= Task directions =
Set each record down exactly, excluding all images.

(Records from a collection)
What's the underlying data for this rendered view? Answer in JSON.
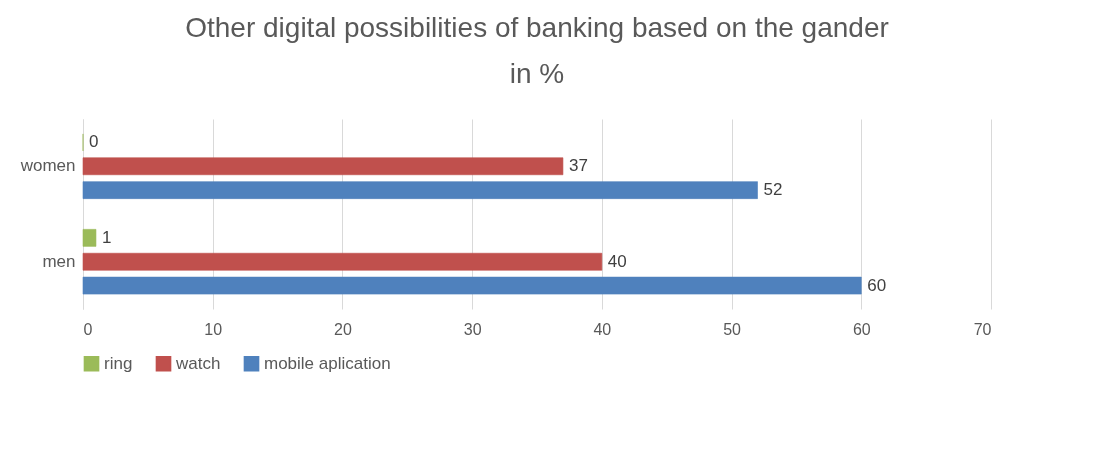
{
  "chart_data": {
    "type": "bar",
    "orientation": "horizontal",
    "title": "Other digital possibilities of banking based on the gander in %",
    "categories": [
      "women",
      "men"
    ],
    "series": [
      {
        "name": "ring",
        "color": "#9bbb59",
        "values": [
          0,
          1
        ]
      },
      {
        "name": "watch",
        "color": "#c0504d",
        "values": [
          37,
          40
        ]
      },
      {
        "name": "mobile aplication",
        "color": "#4f81bd",
        "values": [
          52,
          60
        ]
      }
    ],
    "xlim": [
      0,
      70
    ],
    "xticks": [
      0,
      10,
      20,
      30,
      40,
      50,
      60,
      70
    ],
    "grid": "x",
    "legend": "bottom",
    "data_labels": true
  }
}
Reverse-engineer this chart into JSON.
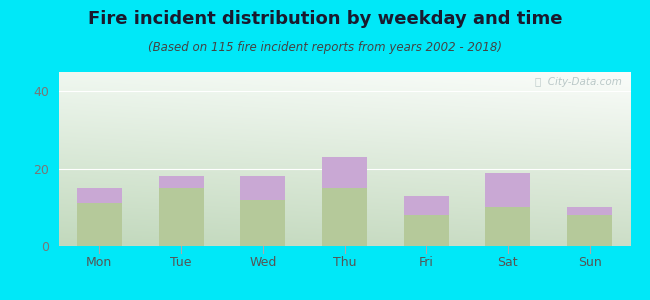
{
  "title": "Fire incident distribution by weekday and time",
  "subtitle": "(Based on 115 fire incident reports from years 2002 - 2018)",
  "categories": [
    "Mon",
    "Tue",
    "Wed",
    "Thu",
    "Fri",
    "Sat",
    "Sun"
  ],
  "pm_values": [
    11,
    15,
    12,
    15,
    8,
    10,
    8
  ],
  "am_values": [
    4,
    3,
    6,
    8,
    5,
    9,
    2
  ],
  "am_color": "#c9a8d4",
  "pm_color": "#b5c99a",
  "background_outer": "#00e8f8",
  "ylim": [
    0,
    45
  ],
  "yticks": [
    0,
    20,
    40
  ],
  "bar_width": 0.55,
  "title_fontsize": 13,
  "subtitle_fontsize": 8.5,
  "tick_fontsize": 9,
  "legend_fontsize": 9,
  "watermark": "ⓘ  City-Data.com"
}
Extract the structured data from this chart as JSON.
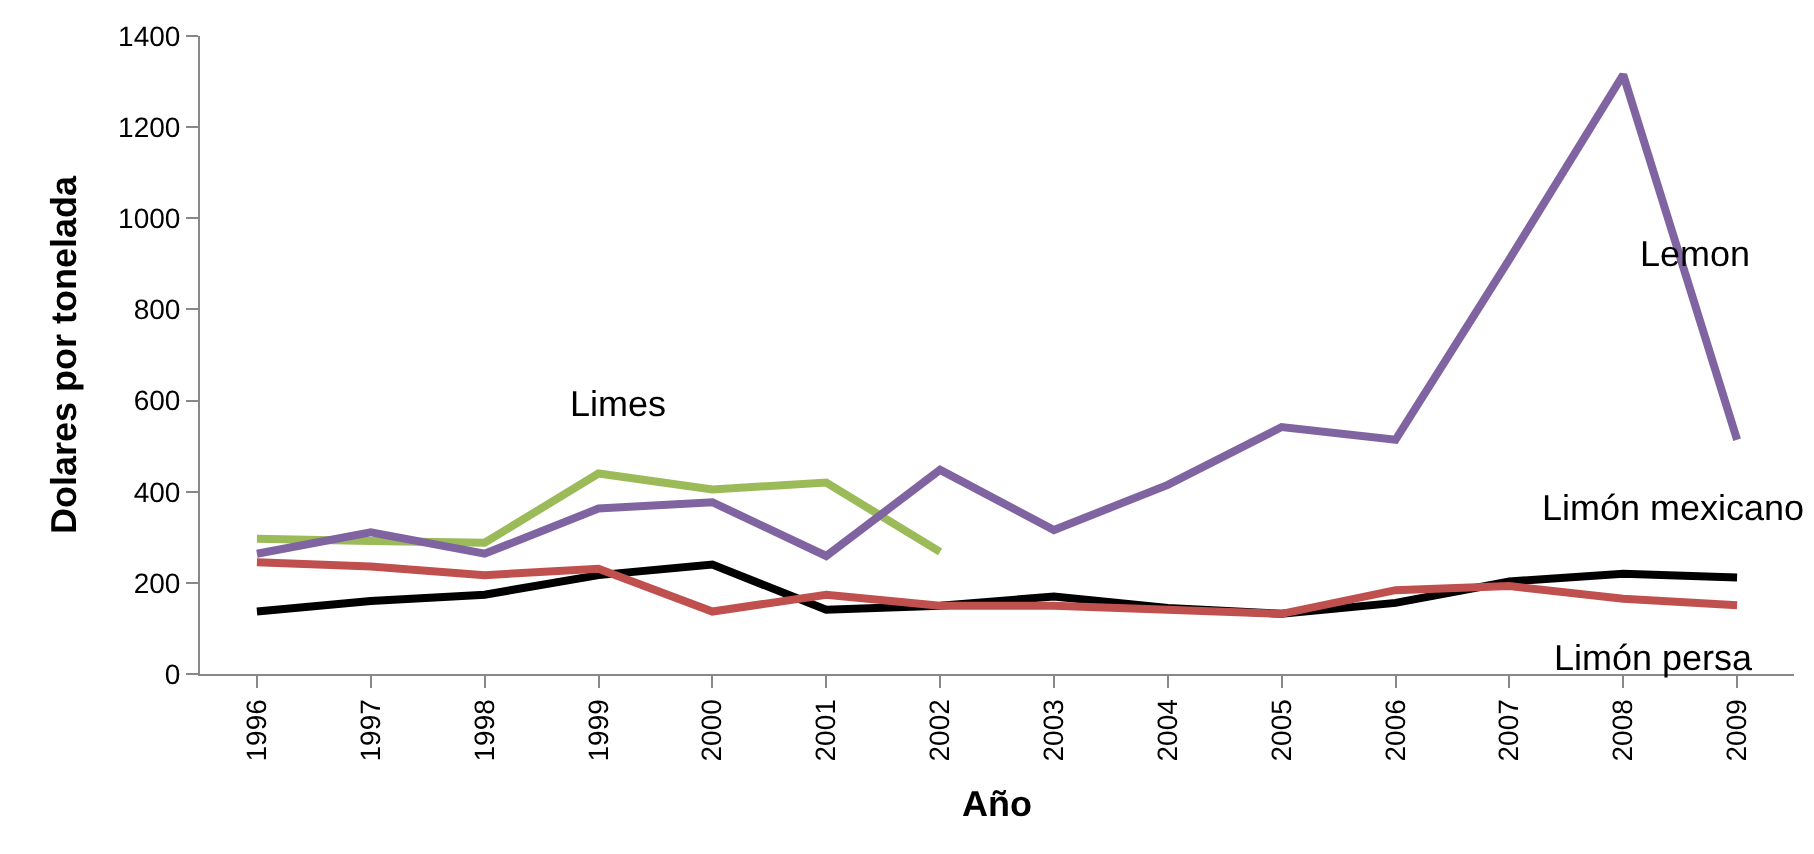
{
  "chart_data": {
    "type": "line",
    "xlabel": "Año",
    "ylabel": "Dolares por tonelada",
    "categories": [
      "1996",
      "1997",
      "1998",
      "1999",
      "2000",
      "2001",
      "2002",
      "2003",
      "2004",
      "2005",
      "2006",
      "2007",
      "2008",
      "2009"
    ],
    "series": [
      {
        "name": "Limes",
        "color": "#9bbb59",
        "values": [
          297,
          292,
          288,
          440,
          405,
          420,
          268,
          null,
          null,
          null,
          null,
          null,
          null,
          null
        ]
      },
      {
        "name": "Lemon",
        "color": "#8064a2",
        "values": [
          264,
          311,
          264,
          363,
          377,
          259,
          448,
          316,
          415,
          542,
          514,
          910,
          1315,
          514
        ]
      },
      {
        "name": "Limón mexicano",
        "color": "#000000",
        "values": [
          137,
          160,
          174,
          217,
          240,
          141,
          150,
          170,
          145,
          132,
          156,
          203,
          220,
          212
        ]
      },
      {
        "name": "Limón persa",
        "color": "#c0504d",
        "values": [
          245,
          236,
          217,
          231,
          137,
          174,
          150,
          150,
          141,
          132,
          184,
          193,
          165,
          151
        ]
      }
    ],
    "ylim": [
      0,
      1400
    ],
    "yticks": [
      0,
      200,
      400,
      600,
      800,
      1000,
      1200,
      1400
    ],
    "grid": false,
    "marker": "none",
    "line_style": "solid"
  }
}
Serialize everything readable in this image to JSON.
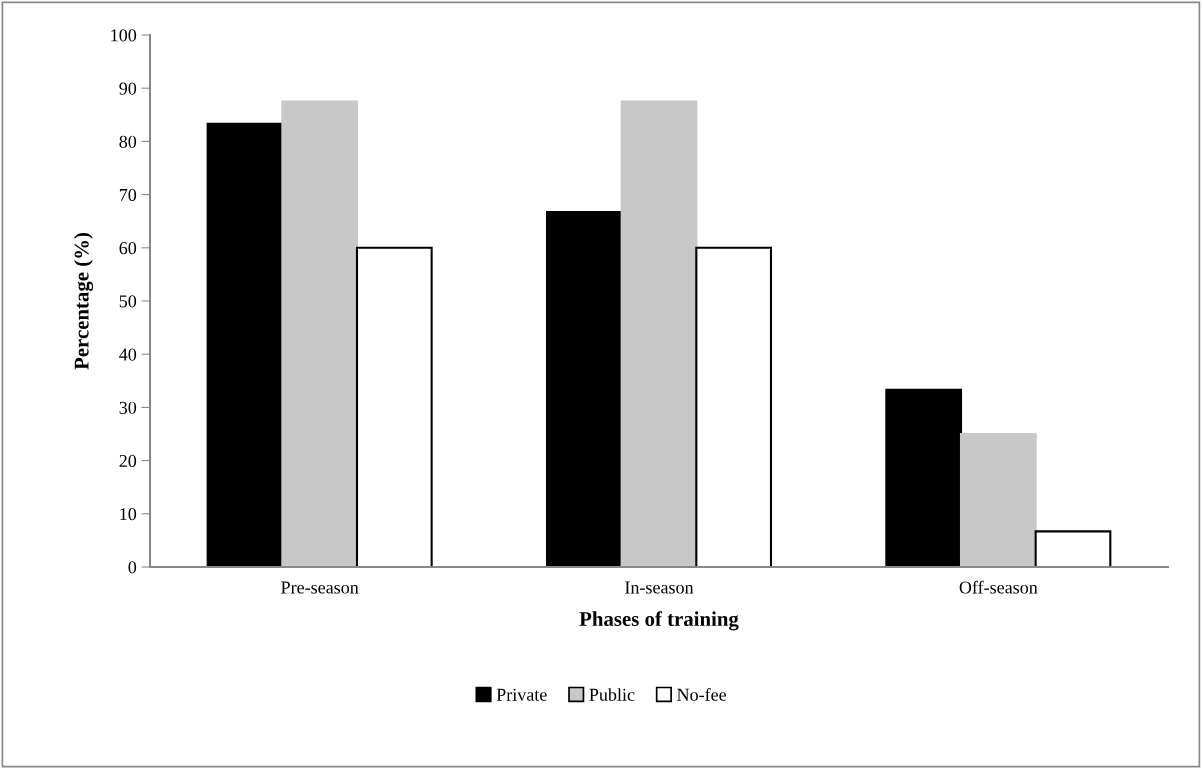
{
  "chart_data": {
    "type": "bar",
    "xlabel": "Phases of training",
    "ylabel": "Percentage (%)",
    "categories": [
      "Pre-season",
      "In-season",
      "Off-season"
    ],
    "series": [
      {
        "name": "Private",
        "color": "#000000",
        "values": [
          83.3,
          66.7,
          33.3
        ]
      },
      {
        "name": "Public",
        "color": "#c8c8c8",
        "values": [
          87.5,
          87.5,
          25
        ]
      },
      {
        "name": "No-fee",
        "color": "#ffffff",
        "values": [
          60,
          60,
          6.7
        ]
      }
    ],
    "ylim": [
      0,
      100
    ],
    "yticks": [
      0,
      10,
      20,
      30,
      40,
      50,
      60,
      70,
      80,
      90,
      100
    ],
    "grid": false,
    "legend": "bottom"
  }
}
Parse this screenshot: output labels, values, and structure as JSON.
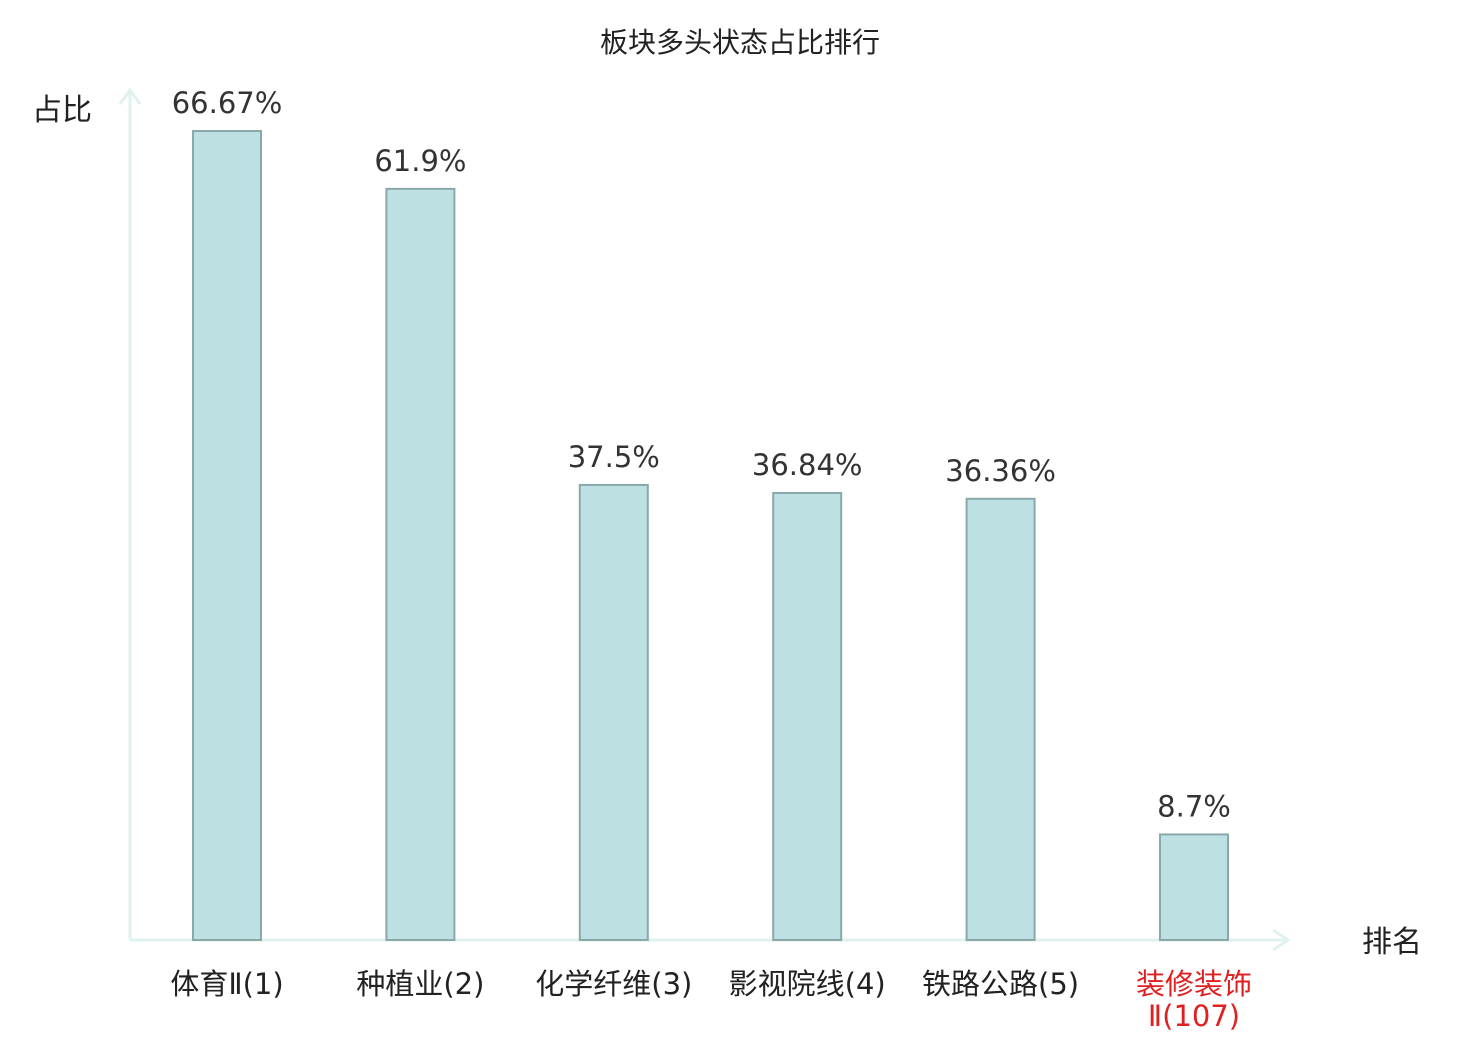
{
  "chart_data": {
    "type": "bar",
    "title": "板块多头状态占比排行",
    "ylabel": "占比",
    "xlabel": "排名",
    "ylim": [
      0,
      70
    ],
    "grid": false,
    "categories": [
      {
        "name": "体育Ⅱ",
        "rank": "(1)"
      },
      {
        "name": "种植业",
        "rank": "(2)"
      },
      {
        "name": "化学纤维",
        "rank": "(3)"
      },
      {
        "name": "影视院线",
        "rank": "(4)"
      },
      {
        "name": "铁路公路",
        "rank": "(5)"
      },
      {
        "name": "装修装饰",
        "rank": "Ⅱ(107)",
        "highlight": true
      }
    ],
    "values": [
      66.67,
      61.9,
      37.5,
      36.84,
      36.36,
      8.7
    ],
    "value_labels": [
      "66.67%",
      "61.9%",
      "37.5%",
      "36.84%",
      "36.36%",
      "8.7%"
    ],
    "colors": {
      "bar_fill": "#bde0e3",
      "bar_stroke": "#8aa8aa",
      "axis": "#dff2ef",
      "highlight_text": "#e02020",
      "normal_text": "#222222"
    }
  }
}
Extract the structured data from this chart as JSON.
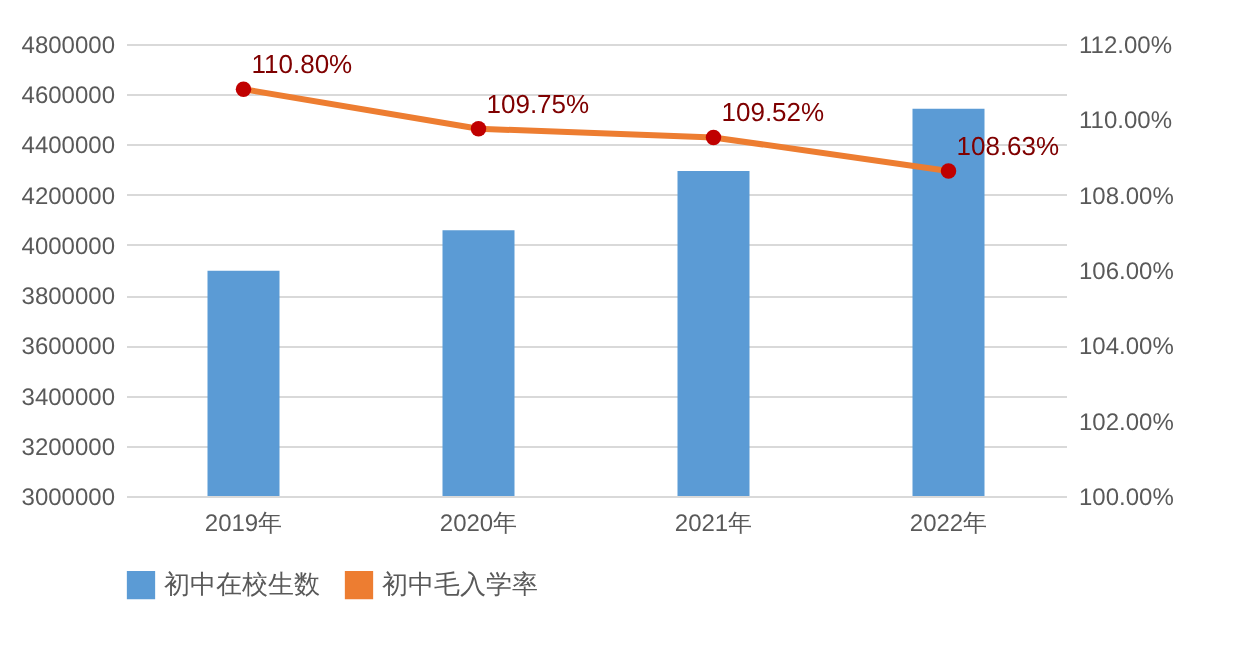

= Reply =
What's the underlying data for this rendered view? Answer in JSON.
{
  "chart_data": {
    "type": "bar",
    "orientation": "horizontal",
    "title": "Other digital possibilities of banking based on the gander in %",
    "categories": [
      "women",
      "men"
    ],
    "series": [
      {
        "name": "ring",
        "color": "#9bbb59",
        "values": [
          0,
          1
        ]
      },
      {
        "name": "watch",
        "color": "#c0504d",
        "values": [
          37,
          40
        ]
      },
      {
        "name": "mobile aplication",
        "color": "#4f81bd",
        "values": [
          52,
          60
        ]
      }
    ],
    "xlim": [
      0,
      70
    ],
    "xticks": [
      0,
      10,
      20,
      30,
      40,
      50,
      60,
      70
    ],
    "grid": "x",
    "legend": "bottom",
    "data_labels": true
  }
}
Reverse-engineer this chart into JSON.
{
  "title": "Fire incident distribution by weekday and time",
  "subtitle": "(Based on 115 fire incident reports from years 2002 - 2018)",
  "categories": [
    "Mon",
    "Tue",
    "Wed",
    "Thu",
    "Fri",
    "Sat",
    "Sun"
  ],
  "pm_values": [
    11,
    15,
    12,
    15,
    8,
    10,
    8
  ],
  "am_values": [
    4,
    3,
    6,
    8,
    5,
    9,
    2
  ],
  "am_color": "#c9a8d4",
  "pm_color": "#b5c99a",
  "background_outer": "#00e8f8",
  "ylim": [
    0,
    45
  ],
  "yticks": [
    0,
    20,
    40
  ],
  "bar_width": 0.55,
  "title_fontsize": 13,
  "subtitle_fontsize": 8.5,
  "tick_fontsize": 9,
  "legend_fontsize": 9,
  "watermark": "ⓘ  City-Data.com"
}
Extract the structured data from this chart as JSON.
{
  "chart_data": {
    "type": "line",
    "xlabel": "Año",
    "ylabel": "Dolares por tonelada",
    "categories": [
      "1996",
      "1997",
      "1998",
      "1999",
      "2000",
      "2001",
      "2002",
      "2003",
      "2004",
      "2005",
      "2006",
      "2007",
      "2008",
      "2009"
    ],
    "series": [
      {
        "name": "Limes",
        "color": "#9bbb59",
        "values": [
          297,
          292,
          288,
          440,
          405,
          420,
          268,
          null,
          null,
          null,
          null,
          null,
          null,
          null
        ]
      },
      {
        "name": "Lemon",
        "color": "#8064a2",
        "values": [
          264,
          311,
          264,
          363,
          377,
          259,
          448,
          316,
          415,
          542,
          514,
          910,
          1315,
          514
        ]
      },
      {
        "name": "Limón mexicano",
        "color": "#000000",
        "values": [
          137,
          160,
          174,
          217,
          240,
          141,
          150,
          170,
          145,
          132,
          156,
          203,
          220,
          212
        ]
      },
      {
        "name": "Limón persa",
        "color": "#c0504d",
        "values": [
          245,
          236,
          217,
          231,
          137,
          174,
          150,
          150,
          141,
          132,
          184,
          193,
          165,
          151
        ]
      }
    ],
    "ylim": [
      0,
      1400
    ],
    "yticks": [
      0,
      200,
      400,
      600,
      800,
      1000,
      1200,
      1400
    ],
    "grid": false,
    "marker": "none",
    "line_style": "solid"
  }
}
Serialize everything readable in this image to JSON.
{
  "chart_data": {
    "type": "bar",
    "xlabel": "Phases of training",
    "ylabel": "Percentage (%)",
    "categories": [
      "Pre-season",
      "In-season",
      "Off-season"
    ],
    "series": [
      {
        "name": "Private",
        "color": "#000000",
        "values": [
          83.3,
          66.7,
          33.3
        ]
      },
      {
        "name": "Public",
        "color": "#c8c8c8",
        "values": [
          87.5,
          87.5,
          25
        ]
      },
      {
        "name": "No-fee",
        "color": "#ffffff",
        "values": [
          60,
          60,
          6.7
        ]
      }
    ],
    "ylim": [
      0,
      100
    ],
    "yticks": [
      0,
      10,
      20,
      30,
      40,
      50,
      60,
      70,
      80,
      90,
      100
    ],
    "grid": false,
    "legend": "bottom"
  }
}
Parse this screenshot: output labels, values, and structure as JSON.
{
  "chart_data": {
    "type": "bar",
    "title": "板块多头状态占比排行",
    "ylabel": "占比",
    "xlabel": "排名",
    "ylim": [
      0,
      70
    ],
    "grid": false,
    "categories": [
      {
        "name": "体育Ⅱ",
        "rank": "(1)"
      },
      {
        "name": "种植业",
        "rank": "(2)"
      },
      {
        "name": "化学纤维",
        "rank": "(3)"
      },
      {
        "name": "影视院线",
        "rank": "(4)"
      },
      {
        "name": "铁路公路",
        "rank": "(5)"
      },
      {
        "name": "装修装饰",
        "rank": "Ⅱ(107)",
        "highlight": true
      }
    ],
    "values": [
      66.67,
      61.9,
      37.5,
      36.84,
      36.36,
      8.7
    ],
    "value_labels": [
      "66.67%",
      "61.9%",
      "37.5%",
      "36.84%",
      "36.36%",
      "8.7%"
    ],
    "colors": {
      "bar_fill": "#bde0e3",
      "bar_stroke": "#8aa8aa",
      "axis": "#dff2ef",
      "highlight_text": "#e02020",
      "normal_text": "#222222"
    }
  }
}
Extract the structured data from this chart as JSON.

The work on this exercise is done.